- _Goal_
Copy every line from the records below that holds the word "ogniskami".

[Extracted records]
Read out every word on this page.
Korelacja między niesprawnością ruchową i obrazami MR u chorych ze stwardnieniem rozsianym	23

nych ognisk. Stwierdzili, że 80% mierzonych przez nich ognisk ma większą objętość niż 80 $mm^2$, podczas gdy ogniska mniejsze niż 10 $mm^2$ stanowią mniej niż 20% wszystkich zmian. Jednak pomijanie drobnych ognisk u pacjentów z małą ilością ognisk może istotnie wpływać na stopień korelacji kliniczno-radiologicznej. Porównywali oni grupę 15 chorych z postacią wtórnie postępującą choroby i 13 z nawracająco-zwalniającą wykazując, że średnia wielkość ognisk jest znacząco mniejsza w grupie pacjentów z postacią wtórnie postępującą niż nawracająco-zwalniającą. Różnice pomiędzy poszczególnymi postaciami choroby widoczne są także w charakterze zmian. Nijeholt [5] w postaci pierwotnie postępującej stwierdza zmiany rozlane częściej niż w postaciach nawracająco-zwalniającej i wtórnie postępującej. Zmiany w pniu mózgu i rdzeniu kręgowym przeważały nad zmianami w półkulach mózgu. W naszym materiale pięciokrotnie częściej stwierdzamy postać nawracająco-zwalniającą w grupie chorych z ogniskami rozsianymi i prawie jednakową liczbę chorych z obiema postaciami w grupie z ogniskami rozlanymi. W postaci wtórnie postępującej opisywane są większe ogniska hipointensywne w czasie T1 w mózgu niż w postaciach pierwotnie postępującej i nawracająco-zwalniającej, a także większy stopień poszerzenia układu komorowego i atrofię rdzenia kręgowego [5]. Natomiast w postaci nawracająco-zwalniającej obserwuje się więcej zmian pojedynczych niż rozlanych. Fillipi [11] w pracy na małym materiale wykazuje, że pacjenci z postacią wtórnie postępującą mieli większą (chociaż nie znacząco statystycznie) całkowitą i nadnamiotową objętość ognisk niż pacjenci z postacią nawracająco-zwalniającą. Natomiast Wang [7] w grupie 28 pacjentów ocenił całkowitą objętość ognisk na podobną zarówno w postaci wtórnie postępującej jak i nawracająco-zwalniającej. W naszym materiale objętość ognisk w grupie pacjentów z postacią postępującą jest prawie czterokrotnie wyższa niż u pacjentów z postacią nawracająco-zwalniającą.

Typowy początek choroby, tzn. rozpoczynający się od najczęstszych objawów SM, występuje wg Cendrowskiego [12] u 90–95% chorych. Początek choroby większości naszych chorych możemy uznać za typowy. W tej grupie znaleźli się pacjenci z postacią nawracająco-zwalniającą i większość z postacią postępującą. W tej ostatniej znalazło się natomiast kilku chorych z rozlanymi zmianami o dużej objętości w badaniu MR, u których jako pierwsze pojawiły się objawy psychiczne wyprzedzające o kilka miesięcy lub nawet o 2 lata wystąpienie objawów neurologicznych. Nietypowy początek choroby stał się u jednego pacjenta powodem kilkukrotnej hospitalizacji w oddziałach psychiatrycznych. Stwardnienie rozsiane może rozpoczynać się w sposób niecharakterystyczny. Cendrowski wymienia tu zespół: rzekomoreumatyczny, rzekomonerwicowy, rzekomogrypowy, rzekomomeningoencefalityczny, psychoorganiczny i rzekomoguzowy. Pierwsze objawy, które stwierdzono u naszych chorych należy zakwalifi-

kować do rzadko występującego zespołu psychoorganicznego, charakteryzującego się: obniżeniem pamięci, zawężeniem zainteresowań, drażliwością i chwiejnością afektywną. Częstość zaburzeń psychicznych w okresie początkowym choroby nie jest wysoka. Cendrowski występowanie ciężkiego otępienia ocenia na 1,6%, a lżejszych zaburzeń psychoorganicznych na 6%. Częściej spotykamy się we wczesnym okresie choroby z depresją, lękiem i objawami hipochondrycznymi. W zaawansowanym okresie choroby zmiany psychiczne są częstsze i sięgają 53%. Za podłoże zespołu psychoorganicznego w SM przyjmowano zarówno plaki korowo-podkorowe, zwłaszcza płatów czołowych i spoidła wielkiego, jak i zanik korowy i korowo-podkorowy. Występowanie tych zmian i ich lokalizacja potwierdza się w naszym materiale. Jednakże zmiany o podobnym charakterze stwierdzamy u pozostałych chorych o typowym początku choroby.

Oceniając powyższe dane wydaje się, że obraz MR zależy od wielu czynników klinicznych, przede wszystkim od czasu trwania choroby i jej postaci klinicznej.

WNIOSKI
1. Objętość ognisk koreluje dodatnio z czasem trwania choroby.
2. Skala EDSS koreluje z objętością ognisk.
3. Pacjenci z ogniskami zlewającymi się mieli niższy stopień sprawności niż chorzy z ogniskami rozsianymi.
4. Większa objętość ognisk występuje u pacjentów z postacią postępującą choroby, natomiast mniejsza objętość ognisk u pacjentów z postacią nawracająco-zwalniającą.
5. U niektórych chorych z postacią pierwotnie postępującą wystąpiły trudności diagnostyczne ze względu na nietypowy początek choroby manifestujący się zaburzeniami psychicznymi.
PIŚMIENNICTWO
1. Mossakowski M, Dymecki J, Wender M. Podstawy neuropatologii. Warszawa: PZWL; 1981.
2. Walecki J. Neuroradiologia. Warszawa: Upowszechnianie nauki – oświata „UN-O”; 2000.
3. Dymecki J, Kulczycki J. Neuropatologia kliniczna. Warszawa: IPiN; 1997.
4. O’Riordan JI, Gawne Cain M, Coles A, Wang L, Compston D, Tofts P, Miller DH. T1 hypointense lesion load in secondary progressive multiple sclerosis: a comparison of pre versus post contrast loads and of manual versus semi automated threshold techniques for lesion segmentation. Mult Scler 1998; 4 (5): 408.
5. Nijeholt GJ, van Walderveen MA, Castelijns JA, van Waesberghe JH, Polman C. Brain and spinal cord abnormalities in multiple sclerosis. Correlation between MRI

- _Answer_
nych ognisk. Stwierdzili, że 80% mierzonych przez nich ognisk ma większą objętość niż 80 $mm^2$, podczas gdy ogniska mniejsze niż 10 $mm^2$ stanowią mniej niż 20% wszystkich zmian. Jednak pomijanie drobnych ognisk u pacjentów z małą ilością ognisk może istotnie wpływać na stopień korelacji kliniczno-radiologicznej. Porównywali oni grupę 15 chorych z postacią wtórnie postępującą choroby i 13 z nawracająco-zwalniającą wykazując, że średnia wielkość ognisk jest znacząco mniejsza w grupie pacjentów z postacią wtórnie postępującą niż nawracająco-zwalniającą. Różnice pomiędzy poszczególnymi postaciami choroby widoczne są także w charakterze zmian. Nijeholt [5] w postaci pierwotnie postępującej stwierdza zmiany rozlane częściej niż w postaciach nawracająco-zwalniającej i wtórnie postępującej. Zmiany w pniu mózgu i rdzeniu kręgowym przeważały nad zmianami w półkulach mózgu. W naszym materiale pięciokrotnie częściej stwierdzamy postać nawracająco-zwalniającą w grupie chorych z ogniskami rozsianymi i prawie jednakową liczbę chorych z obiema postaciami w grupie z ogniskami rozlanymi. W postaci wtórnie postępującej opisywane są większe ogniska hipointensywne w czasie T1 w mózgu niż w postaciach pierwotnie postępującej i nawracająco-zwalniającej, a także większy stopień poszerzenia układu komorowego i atrofię rdzenia kręgowego [5]. Natomiast w postaci nawracająco-zwalniającej obserwuje się więcej zmian pojedynczych niż rozlanych. Fillipi [11] w pracy na małym materiale wykazuje, że pacjenci z postacią wtórnie postępującą mieli większą (chociaż nie znacząco statystycznie) całkowitą i nadnamiotową objętość ognisk niż pacjenci z postacią nawracająco-zwalniającą. Natomiast Wang [7] w grupie 28 pacjentów ocenił całkowitą objętość ognisk na podobną zarówno w postaci wtórnie postępującej jak i nawracająco-zwalniającej. W naszym materiale objętość ognisk w grupie pacjentów z postacią postępującą jest prawie czterokrotnie wyższa niż u pacjentów z postacią nawracająco-zwalniającą.
3. Pacjenci z ogniskami zlewającymi się mieli niższy stopień sprawności niż chorzy z ogniskami rozsianymi.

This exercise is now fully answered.